== Material for this exercise
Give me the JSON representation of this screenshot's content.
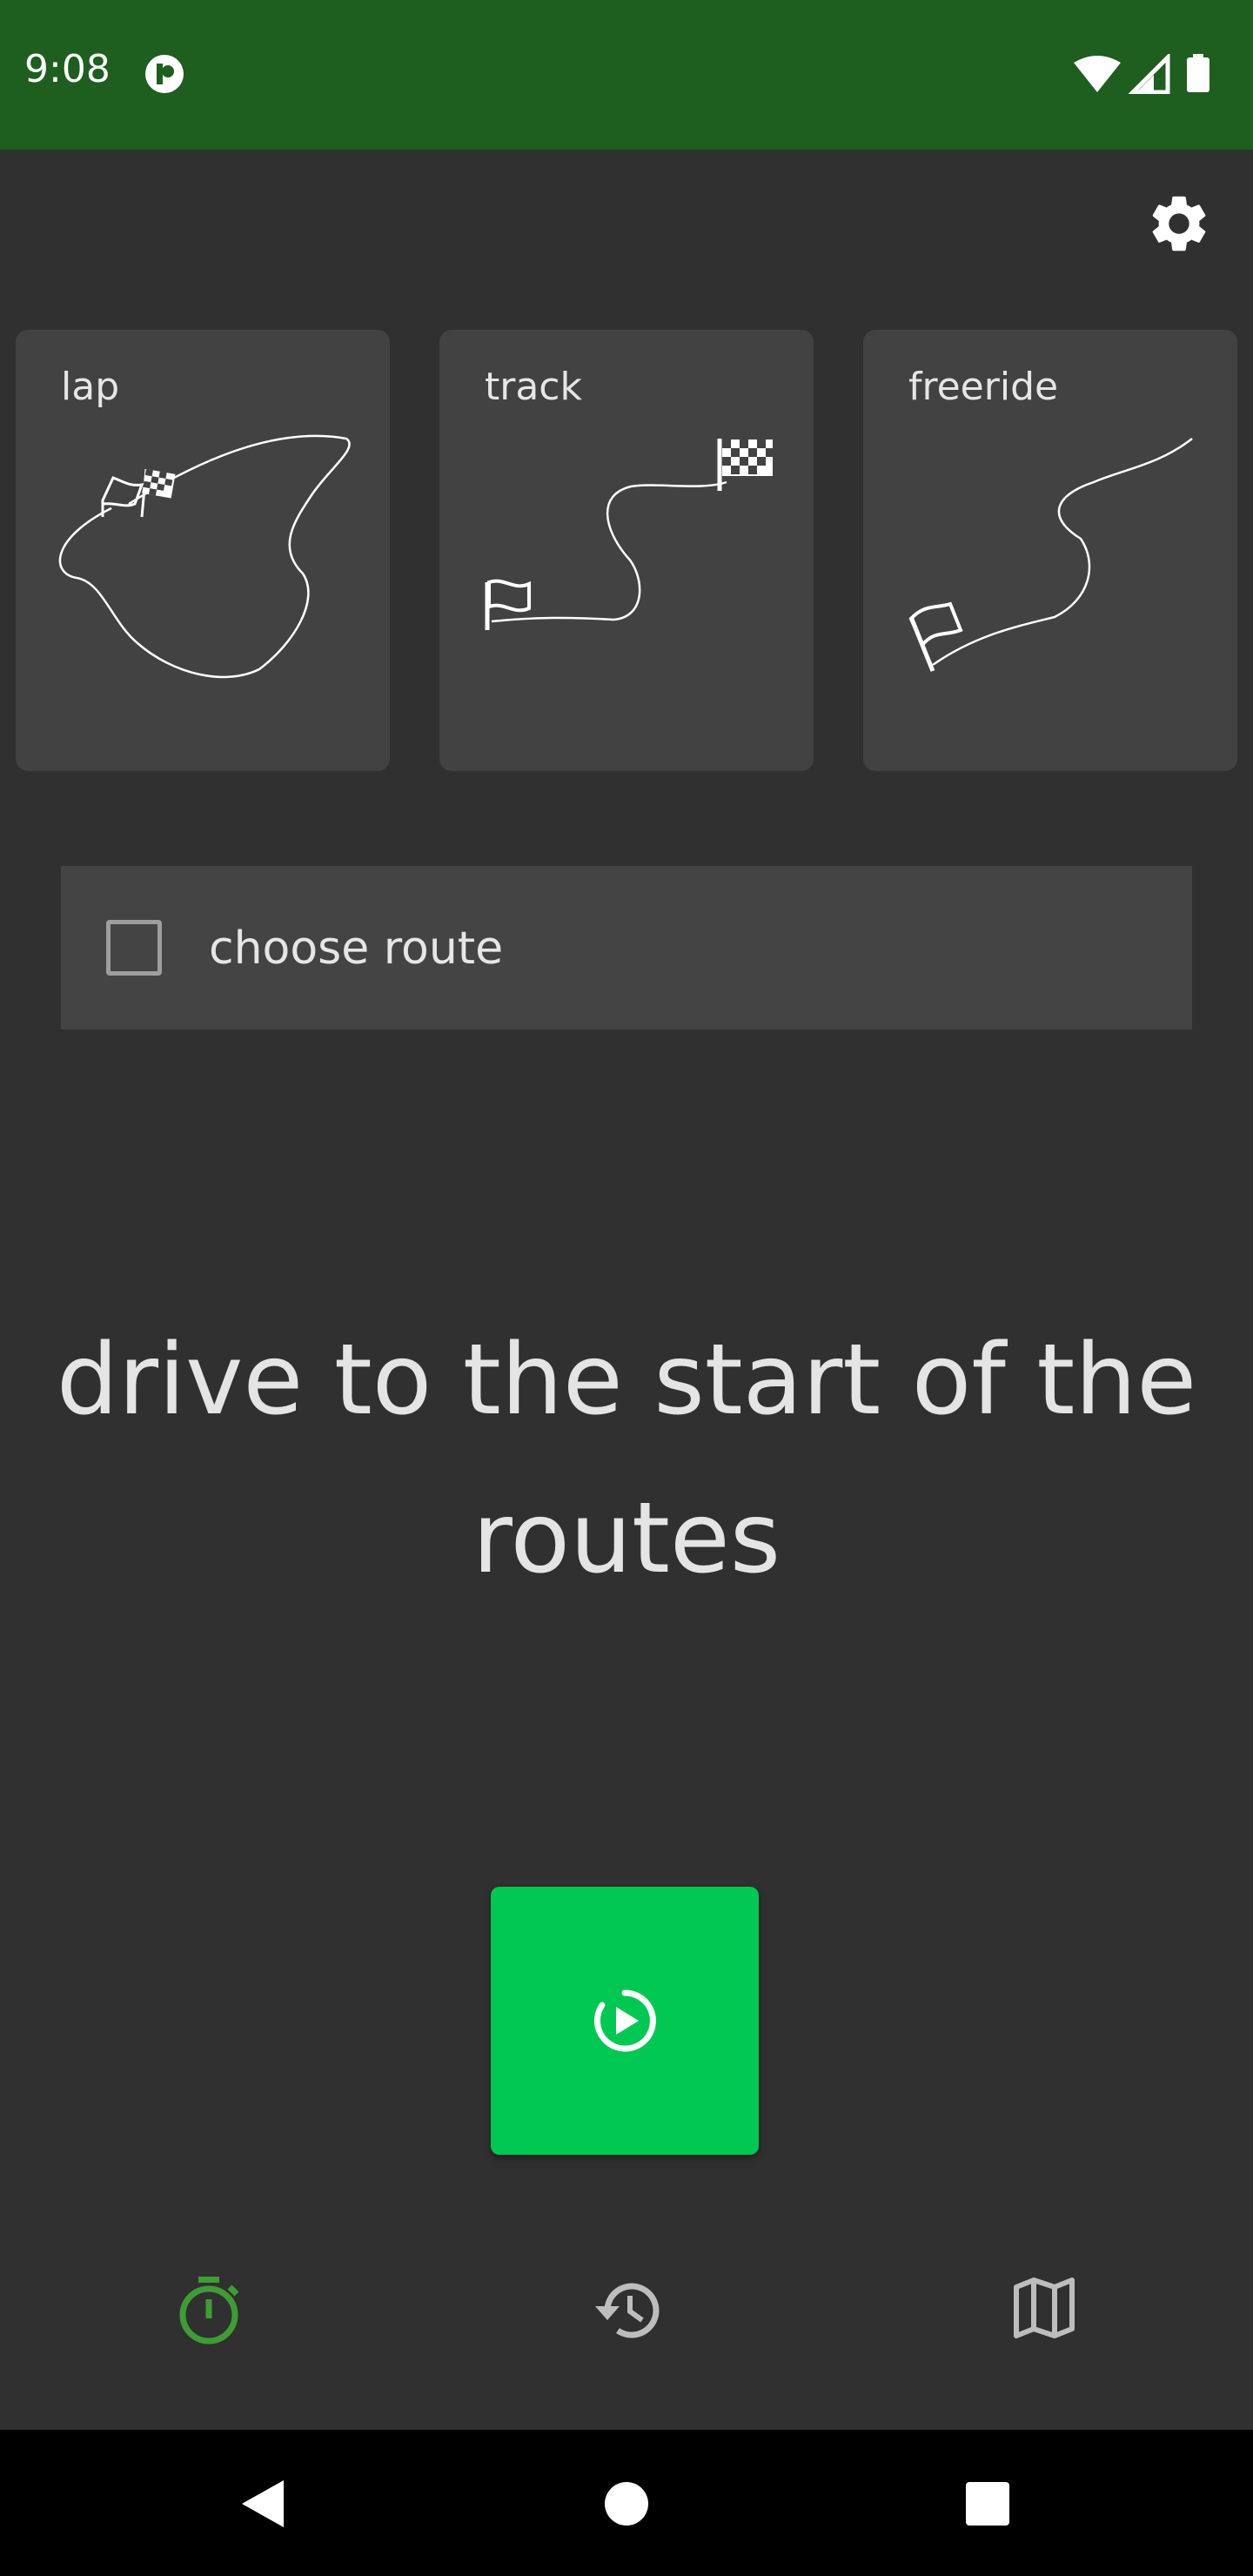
{
  "status_bar": {
    "time": "9:08",
    "app_icon": "app-notification-icon",
    "right_icons": [
      "wifi-icon",
      "signal-icon",
      "battery-icon"
    ]
  },
  "header": {
    "settings_icon": "gear-icon"
  },
  "modes": [
    {
      "label": "lap",
      "icon": "lap-route-illustration"
    },
    {
      "label": "track",
      "icon": "track-route-illustration"
    },
    {
      "label": "freeride",
      "icon": "freeride-route-illustration"
    }
  ],
  "route_option": {
    "label": "choose route",
    "checked": false
  },
  "message": "drive to the start of the routes",
  "start_button": {
    "icon": "timer-play-icon",
    "color": "#00c853"
  },
  "bottom_nav": {
    "items": [
      {
        "icon": "stopwatch-icon",
        "active": true
      },
      {
        "icon": "history-icon",
        "active": false
      },
      {
        "icon": "map-icon",
        "active": false
      }
    ],
    "active_color": "#3f9c35",
    "inactive_color": "#bdbdbd"
  },
  "system_nav": [
    "back-icon",
    "home-icon",
    "recents-icon"
  ],
  "colors": {
    "status_bar": "#1e5e1f",
    "background": "#303030",
    "card": "#424242"
  }
}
====
Challenge: Of all the lines in the listing above, how many include "label"? Write only the number.

Task answer: 4